# Extracted data entries
+++
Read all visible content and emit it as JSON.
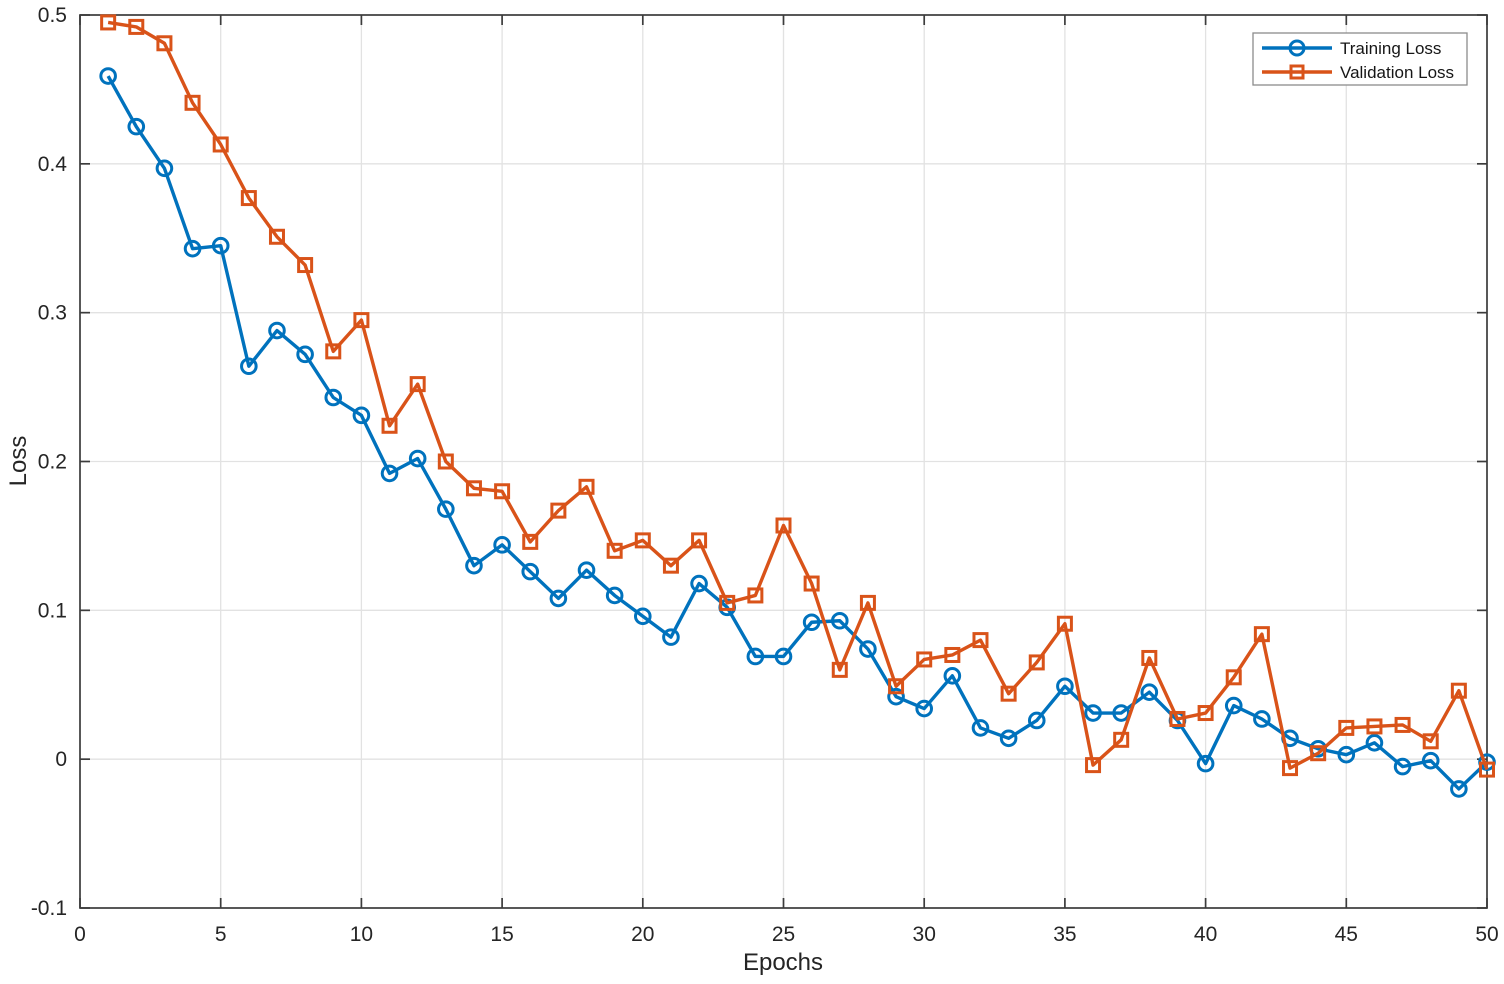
{
  "chart_data": {
    "type": "line",
    "title": "",
    "xlabel": "Epochs",
    "ylabel": "Loss",
    "xlim": [
      0,
      50
    ],
    "ylim": [
      -0.1,
      0.5
    ],
    "xticks": [
      0,
      5,
      10,
      15,
      20,
      25,
      30,
      35,
      40,
      45,
      50
    ],
    "xtick_labels": [
      "0",
      "5",
      "10",
      "15",
      "20",
      "25",
      "30",
      "35",
      "40",
      "45",
      "50"
    ],
    "yticks": [
      -0.1,
      0,
      0.1,
      0.2,
      0.3,
      0.4,
      0.5
    ],
    "ytick_labels": [
      "-0.1",
      "0",
      "0.1",
      "0.2",
      "0.3",
      "0.4",
      "0.5"
    ],
    "grid": true,
    "box": true,
    "legend_position": "top-right",
    "x": [
      1,
      2,
      3,
      4,
      5,
      6,
      7,
      8,
      9,
      10,
      11,
      12,
      13,
      14,
      15,
      16,
      17,
      18,
      19,
      20,
      21,
      22,
      23,
      24,
      25,
      26,
      27,
      28,
      29,
      30,
      31,
      32,
      33,
      34,
      35,
      36,
      37,
      38,
      39,
      40,
      41,
      42,
      43,
      44,
      45,
      46,
      47,
      48,
      49,
      50
    ],
    "series": [
      {
        "name": "Training Loss",
        "marker": "circle",
        "color": "#0072BD",
        "values": [
          0.459,
          0.425,
          0.397,
          0.343,
          0.345,
          0.264,
          0.288,
          0.272,
          0.243,
          0.231,
          0.192,
          0.202,
          0.168,
          0.13,
          0.144,
          0.126,
          0.108,
          0.127,
          0.11,
          0.096,
          0.082,
          0.118,
          0.102,
          0.069,
          0.069,
          0.092,
          0.093,
          0.074,
          0.042,
          0.034,
          0.056,
          0.021,
          0.014,
          0.026,
          0.049,
          0.031,
          0.031,
          0.045,
          0.026,
          -0.003,
          0.036,
          0.027,
          0.014,
          0.007,
          0.003,
          0.011,
          -0.005,
          -0.001,
          -0.02,
          -0.002
        ]
      },
      {
        "name": "Validation Loss",
        "marker": "square",
        "color": "#D95319",
        "values": [
          0.495,
          0.492,
          0.481,
          0.441,
          0.413,
          0.377,
          0.351,
          0.332,
          0.274,
          0.295,
          0.224,
          0.252,
          0.2,
          0.182,
          0.18,
          0.146,
          0.167,
          0.183,
          0.14,
          0.147,
          0.13,
          0.147,
          0.105,
          0.11,
          0.157,
          0.118,
          0.06,
          0.105,
          0.049,
          0.067,
          0.07,
          0.08,
          0.044,
          0.065,
          0.091,
          -0.004,
          0.013,
          0.068,
          0.027,
          0.031,
          0.055,
          0.084,
          -0.006,
          0.004,
          0.021,
          0.022,
          0.023,
          0.012,
          0.046,
          -0.007
        ]
      }
    ]
  },
  "colors": {
    "background": "#FFFFFF",
    "grid": "#E2E2E2",
    "frame": "#3C3C3C",
    "tick": "#3C3C3C",
    "text": "#252525",
    "legend_border": "#8C8C8C",
    "legend_background": "#FFFFFF"
  }
}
+++
# EXERCISE BRIEF
Reproduce every record word for word. The copy must contain no pictures.

# RESULT FOR THIS EXERCISE
Read all visible content and emit it as JSON.
{
  "chart_data": {
    "type": "line",
    "title": "",
    "xlabel": "Epochs",
    "ylabel": "Loss",
    "xlim": [
      0,
      50
    ],
    "ylim": [
      -0.1,
      0.5
    ],
    "xticks": [
      0,
      5,
      10,
      15,
      20,
      25,
      30,
      35,
      40,
      45,
      50
    ],
    "xtick_labels": [
      "0",
      "5",
      "10",
      "15",
      "20",
      "25",
      "30",
      "35",
      "40",
      "45",
      "50"
    ],
    "yticks": [
      -0.1,
      0,
      0.1,
      0.2,
      0.3,
      0.4,
      0.5
    ],
    "ytick_labels": [
      "-0.1",
      "0",
      "0.1",
      "0.2",
      "0.3",
      "0.4",
      "0.5"
    ],
    "grid": true,
    "box": true,
    "legend_position": "top-right",
    "x": [
      1,
      2,
      3,
      4,
      5,
      6,
      7,
      8,
      9,
      10,
      11,
      12,
      13,
      14,
      15,
      16,
      17,
      18,
      19,
      20,
      21,
      22,
      23,
      24,
      25,
      26,
      27,
      28,
      29,
      30,
      31,
      32,
      33,
      34,
      35,
      36,
      37,
      38,
      39,
      40,
      41,
      42,
      43,
      44,
      45,
      46,
      47,
      48,
      49,
      50
    ],
    "series": [
      {
        "name": "Training Loss",
        "marker": "circle",
        "color": "#0072BD",
        "values": [
          0.459,
          0.425,
          0.397,
          0.343,
          0.345,
          0.264,
          0.288,
          0.272,
          0.243,
          0.231,
          0.192,
          0.202,
          0.168,
          0.13,
          0.144,
          0.126,
          0.108,
          0.127,
          0.11,
          0.096,
          0.082,
          0.118,
          0.102,
          0.069,
          0.069,
          0.092,
          0.093,
          0.074,
          0.042,
          0.034,
          0.056,
          0.021,
          0.014,
          0.026,
          0.049,
          0.031,
          0.031,
          0.045,
          0.026,
          -0.003,
          0.036,
          0.027,
          0.014,
          0.007,
          0.003,
          0.011,
          -0.005,
          -0.001,
          -0.02,
          -0.002
        ]
      },
      {
        "name": "Validation Loss",
        "marker": "square",
        "color": "#D95319",
        "values": [
          0.495,
          0.492,
          0.481,
          0.441,
          0.413,
          0.377,
          0.351,
          0.332,
          0.274,
          0.295,
          0.224,
          0.252,
          0.2,
          0.182,
          0.18,
          0.146,
          0.167,
          0.183,
          0.14,
          0.147,
          0.13,
          0.147,
          0.105,
          0.11,
          0.157,
          0.118,
          0.06,
          0.105,
          0.049,
          0.067,
          0.07,
          0.08,
          0.044,
          0.065,
          0.091,
          -0.004,
          0.013,
          0.068,
          0.027,
          0.031,
          0.055,
          0.084,
          -0.006,
          0.004,
          0.021,
          0.022,
          0.023,
          0.012,
          0.046,
          -0.007
        ]
      }
    ]
  },
  "colors": {
    "background": "#FFFFFF",
    "grid": "#E2E2E2",
    "frame": "#3C3C3C",
    "tick": "#3C3C3C",
    "text": "#252525",
    "legend_border": "#8C8C8C",
    "legend_background": "#FFFFFF"
  }
}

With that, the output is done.